## What to work on
Wherever a line holds the string "percent", copy that line.
=== Stored records ===
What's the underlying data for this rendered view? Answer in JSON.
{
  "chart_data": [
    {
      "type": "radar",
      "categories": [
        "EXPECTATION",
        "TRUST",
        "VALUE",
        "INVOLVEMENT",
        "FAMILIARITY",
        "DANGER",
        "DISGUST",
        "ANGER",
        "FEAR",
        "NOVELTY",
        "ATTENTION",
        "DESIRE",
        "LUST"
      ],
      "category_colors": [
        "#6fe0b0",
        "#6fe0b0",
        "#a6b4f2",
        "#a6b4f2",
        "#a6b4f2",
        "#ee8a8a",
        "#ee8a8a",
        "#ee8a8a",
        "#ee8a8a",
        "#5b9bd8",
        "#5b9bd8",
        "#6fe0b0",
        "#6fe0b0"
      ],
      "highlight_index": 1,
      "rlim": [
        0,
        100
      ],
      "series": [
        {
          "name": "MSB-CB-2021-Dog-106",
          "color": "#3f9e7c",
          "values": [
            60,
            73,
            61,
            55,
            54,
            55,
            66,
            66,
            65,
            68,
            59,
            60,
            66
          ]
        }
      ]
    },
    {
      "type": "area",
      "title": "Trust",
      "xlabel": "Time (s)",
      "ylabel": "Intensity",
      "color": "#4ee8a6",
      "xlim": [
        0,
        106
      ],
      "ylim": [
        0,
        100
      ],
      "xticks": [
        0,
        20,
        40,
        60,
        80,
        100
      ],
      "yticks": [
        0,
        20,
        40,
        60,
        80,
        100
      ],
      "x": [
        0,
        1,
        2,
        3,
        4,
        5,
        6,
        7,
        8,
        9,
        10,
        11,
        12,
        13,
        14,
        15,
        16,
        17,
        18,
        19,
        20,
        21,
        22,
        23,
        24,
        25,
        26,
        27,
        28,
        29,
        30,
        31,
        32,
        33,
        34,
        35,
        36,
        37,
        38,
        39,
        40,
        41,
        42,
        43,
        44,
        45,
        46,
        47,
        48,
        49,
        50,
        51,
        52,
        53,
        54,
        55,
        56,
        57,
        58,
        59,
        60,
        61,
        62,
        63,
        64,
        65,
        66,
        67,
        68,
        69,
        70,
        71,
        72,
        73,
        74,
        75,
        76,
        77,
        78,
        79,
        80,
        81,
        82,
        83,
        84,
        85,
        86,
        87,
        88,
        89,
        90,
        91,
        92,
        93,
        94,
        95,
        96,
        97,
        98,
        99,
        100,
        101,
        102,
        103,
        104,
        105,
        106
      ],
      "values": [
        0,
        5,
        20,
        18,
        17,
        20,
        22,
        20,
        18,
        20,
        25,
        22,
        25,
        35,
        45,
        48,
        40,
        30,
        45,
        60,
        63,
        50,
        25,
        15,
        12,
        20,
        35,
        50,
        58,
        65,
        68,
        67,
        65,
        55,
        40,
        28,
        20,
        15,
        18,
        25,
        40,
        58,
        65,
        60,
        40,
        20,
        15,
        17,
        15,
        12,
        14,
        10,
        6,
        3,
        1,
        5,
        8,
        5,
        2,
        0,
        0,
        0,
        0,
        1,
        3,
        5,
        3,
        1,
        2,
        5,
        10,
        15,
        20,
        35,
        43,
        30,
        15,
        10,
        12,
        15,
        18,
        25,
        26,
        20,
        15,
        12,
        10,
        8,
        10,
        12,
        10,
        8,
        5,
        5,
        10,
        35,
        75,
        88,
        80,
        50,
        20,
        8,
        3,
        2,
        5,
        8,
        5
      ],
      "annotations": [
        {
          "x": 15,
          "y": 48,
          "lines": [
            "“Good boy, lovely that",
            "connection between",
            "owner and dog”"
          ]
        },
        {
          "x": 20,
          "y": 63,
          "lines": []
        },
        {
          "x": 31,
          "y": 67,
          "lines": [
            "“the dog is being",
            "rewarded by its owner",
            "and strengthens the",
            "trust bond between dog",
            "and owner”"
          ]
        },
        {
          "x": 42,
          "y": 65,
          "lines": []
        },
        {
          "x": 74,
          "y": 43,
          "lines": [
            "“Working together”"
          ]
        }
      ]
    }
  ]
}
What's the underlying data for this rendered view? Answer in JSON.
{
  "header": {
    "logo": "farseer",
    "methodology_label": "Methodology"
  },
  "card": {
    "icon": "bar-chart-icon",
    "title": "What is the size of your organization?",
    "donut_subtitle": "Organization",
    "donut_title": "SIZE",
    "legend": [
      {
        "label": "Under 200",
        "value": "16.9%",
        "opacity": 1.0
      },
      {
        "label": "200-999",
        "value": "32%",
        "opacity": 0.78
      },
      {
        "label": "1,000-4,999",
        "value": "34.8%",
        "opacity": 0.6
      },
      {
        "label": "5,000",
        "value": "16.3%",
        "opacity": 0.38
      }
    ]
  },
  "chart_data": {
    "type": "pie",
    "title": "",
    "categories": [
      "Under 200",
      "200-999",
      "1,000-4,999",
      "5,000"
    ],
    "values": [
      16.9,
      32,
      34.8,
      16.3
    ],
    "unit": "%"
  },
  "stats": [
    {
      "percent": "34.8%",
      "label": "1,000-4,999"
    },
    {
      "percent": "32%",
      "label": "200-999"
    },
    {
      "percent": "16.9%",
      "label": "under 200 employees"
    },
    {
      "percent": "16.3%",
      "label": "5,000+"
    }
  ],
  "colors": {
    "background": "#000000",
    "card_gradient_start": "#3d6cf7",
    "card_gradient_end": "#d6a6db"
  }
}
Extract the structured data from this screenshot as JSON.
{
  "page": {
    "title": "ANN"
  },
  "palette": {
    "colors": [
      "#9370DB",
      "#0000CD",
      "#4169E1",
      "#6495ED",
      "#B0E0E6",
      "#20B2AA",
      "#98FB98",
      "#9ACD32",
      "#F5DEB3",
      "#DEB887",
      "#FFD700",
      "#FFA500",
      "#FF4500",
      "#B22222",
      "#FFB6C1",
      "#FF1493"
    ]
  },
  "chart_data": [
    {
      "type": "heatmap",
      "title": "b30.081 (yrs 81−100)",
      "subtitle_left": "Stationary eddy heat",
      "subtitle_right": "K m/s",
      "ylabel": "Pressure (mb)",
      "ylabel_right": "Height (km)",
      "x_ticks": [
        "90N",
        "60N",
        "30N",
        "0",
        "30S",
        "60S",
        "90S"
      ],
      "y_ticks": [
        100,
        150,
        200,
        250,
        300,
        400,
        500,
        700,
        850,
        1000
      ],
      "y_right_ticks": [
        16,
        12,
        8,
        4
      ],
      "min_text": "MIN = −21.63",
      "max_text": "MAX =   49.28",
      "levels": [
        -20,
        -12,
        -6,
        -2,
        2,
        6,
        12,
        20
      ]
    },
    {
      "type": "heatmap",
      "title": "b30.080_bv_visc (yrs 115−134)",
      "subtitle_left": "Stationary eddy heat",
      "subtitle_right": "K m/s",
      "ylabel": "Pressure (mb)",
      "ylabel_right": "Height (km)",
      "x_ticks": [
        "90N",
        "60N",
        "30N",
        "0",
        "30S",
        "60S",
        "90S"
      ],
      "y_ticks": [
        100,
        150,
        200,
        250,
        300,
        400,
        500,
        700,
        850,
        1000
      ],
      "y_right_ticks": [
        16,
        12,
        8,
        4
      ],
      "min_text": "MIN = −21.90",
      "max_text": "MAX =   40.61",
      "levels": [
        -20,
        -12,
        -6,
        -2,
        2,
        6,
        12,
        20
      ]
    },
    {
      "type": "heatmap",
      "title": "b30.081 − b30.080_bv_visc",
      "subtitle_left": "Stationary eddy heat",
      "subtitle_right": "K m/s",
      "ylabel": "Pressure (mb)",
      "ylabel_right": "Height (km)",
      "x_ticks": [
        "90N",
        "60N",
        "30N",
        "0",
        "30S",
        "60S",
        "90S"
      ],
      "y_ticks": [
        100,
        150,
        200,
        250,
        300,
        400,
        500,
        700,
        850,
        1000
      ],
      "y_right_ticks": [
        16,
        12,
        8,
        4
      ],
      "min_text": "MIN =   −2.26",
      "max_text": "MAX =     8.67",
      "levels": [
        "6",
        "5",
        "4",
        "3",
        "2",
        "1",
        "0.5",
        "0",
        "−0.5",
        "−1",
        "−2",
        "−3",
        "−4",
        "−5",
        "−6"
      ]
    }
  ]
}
===
## Task solution
      "percent": "34.8%",
      "percent": "32%",
      "percent": "16.9%",
      "percent": "16.3%",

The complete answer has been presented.